**Prompt**
Look through the material and copy each line holding "frac".

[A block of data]
________________

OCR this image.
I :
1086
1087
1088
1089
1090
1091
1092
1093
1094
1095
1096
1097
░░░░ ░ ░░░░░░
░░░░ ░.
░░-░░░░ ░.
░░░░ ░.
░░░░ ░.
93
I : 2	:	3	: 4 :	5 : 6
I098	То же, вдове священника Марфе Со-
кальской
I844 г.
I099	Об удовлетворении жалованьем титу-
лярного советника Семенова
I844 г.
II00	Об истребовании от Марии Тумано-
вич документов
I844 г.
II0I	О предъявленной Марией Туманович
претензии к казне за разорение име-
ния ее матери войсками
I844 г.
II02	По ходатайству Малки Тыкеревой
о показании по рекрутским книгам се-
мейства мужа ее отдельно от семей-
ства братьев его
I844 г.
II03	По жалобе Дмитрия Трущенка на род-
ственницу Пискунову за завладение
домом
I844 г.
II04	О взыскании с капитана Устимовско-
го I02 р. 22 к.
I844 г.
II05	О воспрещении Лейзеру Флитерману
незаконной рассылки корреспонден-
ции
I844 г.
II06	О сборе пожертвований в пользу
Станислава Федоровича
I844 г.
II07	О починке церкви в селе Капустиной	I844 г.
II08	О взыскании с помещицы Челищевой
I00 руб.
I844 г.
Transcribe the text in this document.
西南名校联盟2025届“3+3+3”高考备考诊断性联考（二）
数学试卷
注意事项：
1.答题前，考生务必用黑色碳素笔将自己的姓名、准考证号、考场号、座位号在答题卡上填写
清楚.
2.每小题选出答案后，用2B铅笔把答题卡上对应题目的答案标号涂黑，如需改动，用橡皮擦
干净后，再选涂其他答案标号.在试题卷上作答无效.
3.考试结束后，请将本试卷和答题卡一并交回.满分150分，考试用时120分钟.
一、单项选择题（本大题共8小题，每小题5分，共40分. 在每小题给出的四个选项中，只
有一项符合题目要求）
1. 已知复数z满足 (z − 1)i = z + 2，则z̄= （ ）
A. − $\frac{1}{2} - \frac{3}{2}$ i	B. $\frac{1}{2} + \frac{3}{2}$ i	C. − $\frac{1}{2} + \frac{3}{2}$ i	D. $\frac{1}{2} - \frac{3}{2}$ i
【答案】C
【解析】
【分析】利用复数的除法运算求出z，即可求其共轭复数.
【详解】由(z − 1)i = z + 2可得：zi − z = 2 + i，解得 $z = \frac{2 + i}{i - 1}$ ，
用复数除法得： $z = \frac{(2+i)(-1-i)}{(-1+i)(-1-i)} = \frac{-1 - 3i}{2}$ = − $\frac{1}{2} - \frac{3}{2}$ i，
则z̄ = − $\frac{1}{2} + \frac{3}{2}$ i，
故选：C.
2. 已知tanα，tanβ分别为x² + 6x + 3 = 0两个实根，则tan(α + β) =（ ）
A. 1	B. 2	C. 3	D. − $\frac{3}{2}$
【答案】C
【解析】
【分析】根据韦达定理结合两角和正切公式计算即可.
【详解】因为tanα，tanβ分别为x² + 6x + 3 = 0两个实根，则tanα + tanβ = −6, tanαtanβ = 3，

________________

**Answer to this problem**
A. − $\frac{1}{2} - \frac{3}{2}$ i	B. $\frac{1}{2} + \frac{3}{2}$ i	C. − $\frac{1}{2} + \frac{3}{2}$ i	D. $\frac{1}{2} - \frac{3}{2}$ i
【详解】由(z − 1)i = z + 2可得：zi − z = 2 + i，解得 $z = \frac{2 + i}{i - 1}$ ，
用复数除法得： $z = \frac{(2+i)(-1-i)}{(-1+i)(-1-i)} = \frac{-1 - 3i}{2}$ = − $\frac{1}{2} - \frac{3}{2}$ i，
则z̄ = − $\frac{1}{2} + \frac{3}{2}$ i，
A. 1	B. 2	C. 3	D. − $\frac{3}{2}$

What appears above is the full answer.